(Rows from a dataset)
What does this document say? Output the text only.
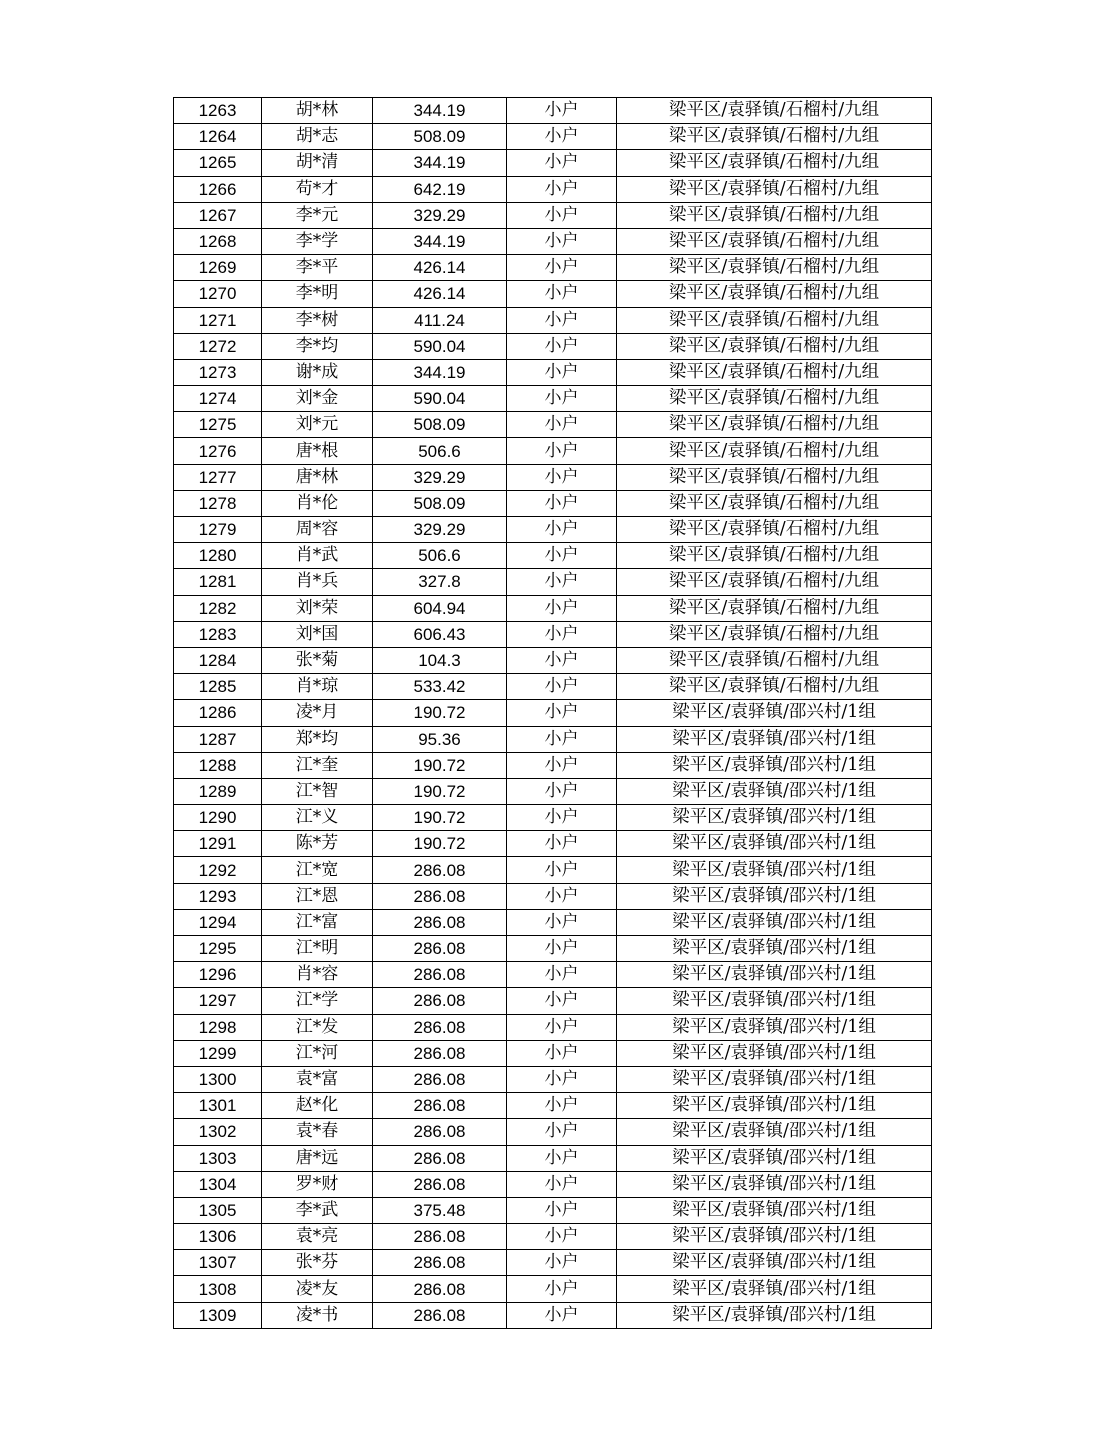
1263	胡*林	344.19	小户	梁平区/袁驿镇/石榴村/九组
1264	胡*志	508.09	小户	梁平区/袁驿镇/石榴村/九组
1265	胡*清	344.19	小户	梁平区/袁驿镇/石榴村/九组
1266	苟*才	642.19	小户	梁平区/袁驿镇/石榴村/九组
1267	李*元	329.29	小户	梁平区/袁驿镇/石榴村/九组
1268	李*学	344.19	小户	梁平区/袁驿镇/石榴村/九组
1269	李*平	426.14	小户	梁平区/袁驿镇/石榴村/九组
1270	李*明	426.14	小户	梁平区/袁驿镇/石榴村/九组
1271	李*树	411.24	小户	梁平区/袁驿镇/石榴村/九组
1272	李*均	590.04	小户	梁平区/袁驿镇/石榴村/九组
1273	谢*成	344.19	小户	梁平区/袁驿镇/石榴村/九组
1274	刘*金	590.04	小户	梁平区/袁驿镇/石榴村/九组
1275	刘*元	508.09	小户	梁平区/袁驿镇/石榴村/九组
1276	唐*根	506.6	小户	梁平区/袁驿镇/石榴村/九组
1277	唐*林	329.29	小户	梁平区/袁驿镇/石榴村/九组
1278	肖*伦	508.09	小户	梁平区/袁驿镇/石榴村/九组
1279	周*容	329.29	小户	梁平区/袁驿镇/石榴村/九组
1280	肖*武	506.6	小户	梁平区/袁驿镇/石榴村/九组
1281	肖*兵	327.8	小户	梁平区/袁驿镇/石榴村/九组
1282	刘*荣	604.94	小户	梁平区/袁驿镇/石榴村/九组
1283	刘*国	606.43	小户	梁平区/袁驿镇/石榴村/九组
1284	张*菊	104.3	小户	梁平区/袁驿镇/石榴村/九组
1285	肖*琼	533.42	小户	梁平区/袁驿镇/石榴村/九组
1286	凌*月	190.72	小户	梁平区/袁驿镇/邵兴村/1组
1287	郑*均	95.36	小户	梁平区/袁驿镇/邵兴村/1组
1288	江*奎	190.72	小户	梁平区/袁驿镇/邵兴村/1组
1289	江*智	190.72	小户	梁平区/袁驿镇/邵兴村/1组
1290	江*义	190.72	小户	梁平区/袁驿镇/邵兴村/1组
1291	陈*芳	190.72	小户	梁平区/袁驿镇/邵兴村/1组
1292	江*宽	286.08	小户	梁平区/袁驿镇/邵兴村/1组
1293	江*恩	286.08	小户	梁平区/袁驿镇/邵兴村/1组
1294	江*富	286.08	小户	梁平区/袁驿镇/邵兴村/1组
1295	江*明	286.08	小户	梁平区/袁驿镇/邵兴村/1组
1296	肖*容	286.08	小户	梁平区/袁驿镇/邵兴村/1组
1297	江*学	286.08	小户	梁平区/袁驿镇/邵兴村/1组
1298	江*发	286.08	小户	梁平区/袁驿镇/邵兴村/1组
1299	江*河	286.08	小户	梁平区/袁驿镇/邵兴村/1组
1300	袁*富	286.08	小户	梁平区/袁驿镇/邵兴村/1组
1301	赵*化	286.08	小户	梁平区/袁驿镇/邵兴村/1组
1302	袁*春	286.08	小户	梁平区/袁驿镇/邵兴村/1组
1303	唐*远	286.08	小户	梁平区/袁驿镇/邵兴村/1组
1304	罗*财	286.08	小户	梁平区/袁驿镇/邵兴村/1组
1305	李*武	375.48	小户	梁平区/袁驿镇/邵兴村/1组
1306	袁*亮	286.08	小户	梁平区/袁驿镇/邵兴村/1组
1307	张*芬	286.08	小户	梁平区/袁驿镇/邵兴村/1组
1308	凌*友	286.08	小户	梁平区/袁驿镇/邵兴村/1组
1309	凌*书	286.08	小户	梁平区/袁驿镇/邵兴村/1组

(STATED TASK) Reproduce every line exactly and omit all pictures.

(THE REPLY)
What does this document say? Output the text only.
1263	胡*林	344.19	小户	梁平区/袁驿镇/石榴村/九组
1264	胡*志	508.09	小户	梁平区/袁驿镇/石榴村/九组
1265	胡*清	344.19	小户	梁平区/袁驿镇/石榴村/九组
1266	苟*才	642.19	小户	梁平区/袁驿镇/石榴村/九组
1267	李*元	329.29	小户	梁平区/袁驿镇/石榴村/九组
1268	李*学	344.19	小户	梁平区/袁驿镇/石榴村/九组
1269	李*平	426.14	小户	梁平区/袁驿镇/石榴村/九组
1270	李*明	426.14	小户	梁平区/袁驿镇/石榴村/九组
1271	李*树	411.24	小户	梁平区/袁驿镇/石榴村/九组
1272	李*均	590.04	小户	梁平区/袁驿镇/石榴村/九组
1273	谢*成	344.19	小户	梁平区/袁驿镇/石榴村/九组
1274	刘*金	590.04	小户	梁平区/袁驿镇/石榴村/九组
1275	刘*元	508.09	小户	梁平区/袁驿镇/石榴村/九组
1276	唐*根	506.6	小户	梁平区/袁驿镇/石榴村/九组
1277	唐*林	329.29	小户	梁平区/袁驿镇/石榴村/九组
1278	肖*伦	508.09	小户	梁平区/袁驿镇/石榴村/九组
1279	周*容	329.29	小户	梁平区/袁驿镇/石榴村/九组
1280	肖*武	506.6	小户	梁平区/袁驿镇/石榴村/九组
1281	肖*兵	327.8	小户	梁平区/袁驿镇/石榴村/九组
1282	刘*荣	604.94	小户	梁平区/袁驿镇/石榴村/九组
1283	刘*国	606.43	小户	梁平区/袁驿镇/石榴村/九组
1284	张*菊	104.3	小户	梁平区/袁驿镇/石榴村/九组
1285	肖*琼	533.42	小户	梁平区/袁驿镇/石榴村/九组
1286	凌*月	190.72	小户	梁平区/袁驿镇/邵兴村/1组
1287	郑*均	95.36	小户	梁平区/袁驿镇/邵兴村/1组
1288	江*奎	190.72	小户	梁平区/袁驿镇/邵兴村/1组
1289	江*智	190.72	小户	梁平区/袁驿镇/邵兴村/1组
1290	江*义	190.72	小户	梁平区/袁驿镇/邵兴村/1组
1291	陈*芳	190.72	小户	梁平区/袁驿镇/邵兴村/1组
1292	江*宽	286.08	小户	梁平区/袁驿镇/邵兴村/1组
1293	江*恩	286.08	小户	梁平区/袁驿镇/邵兴村/1组
1294	江*富	286.08	小户	梁平区/袁驿镇/邵兴村/1组
1295	江*明	286.08	小户	梁平区/袁驿镇/邵兴村/1组
1296	肖*容	286.08	小户	梁平区/袁驿镇/邵兴村/1组
1297	江*学	286.08	小户	梁平区/袁驿镇/邵兴村/1组
1298	江*发	286.08	小户	梁平区/袁驿镇/邵兴村/1组
1299	江*河	286.08	小户	梁平区/袁驿镇/邵兴村/1组
1300	袁*富	286.08	小户	梁平区/袁驿镇/邵兴村/1组
1301	赵*化	286.08	小户	梁平区/袁驿镇/邵兴村/1组
1302	袁*春	286.08	小户	梁平区/袁驿镇/邵兴村/1组
1303	唐*远	286.08	小户	梁平区/袁驿镇/邵兴村/1组
1304	罗*财	286.08	小户	梁平区/袁驿镇/邵兴村/1组
1305	李*武	375.48	小户	梁平区/袁驿镇/邵兴村/1组
1306	袁*亮	286.08	小户	梁平区/袁驿镇/邵兴村/1组
1307	张*芬	286.08	小户	梁平区/袁驿镇/邵兴村/1组
1308	凌*友	286.08	小户	梁平区/袁驿镇/邵兴村/1组
1309	凌*书	286.08	小户	梁平区/袁驿镇/邵兴村/1组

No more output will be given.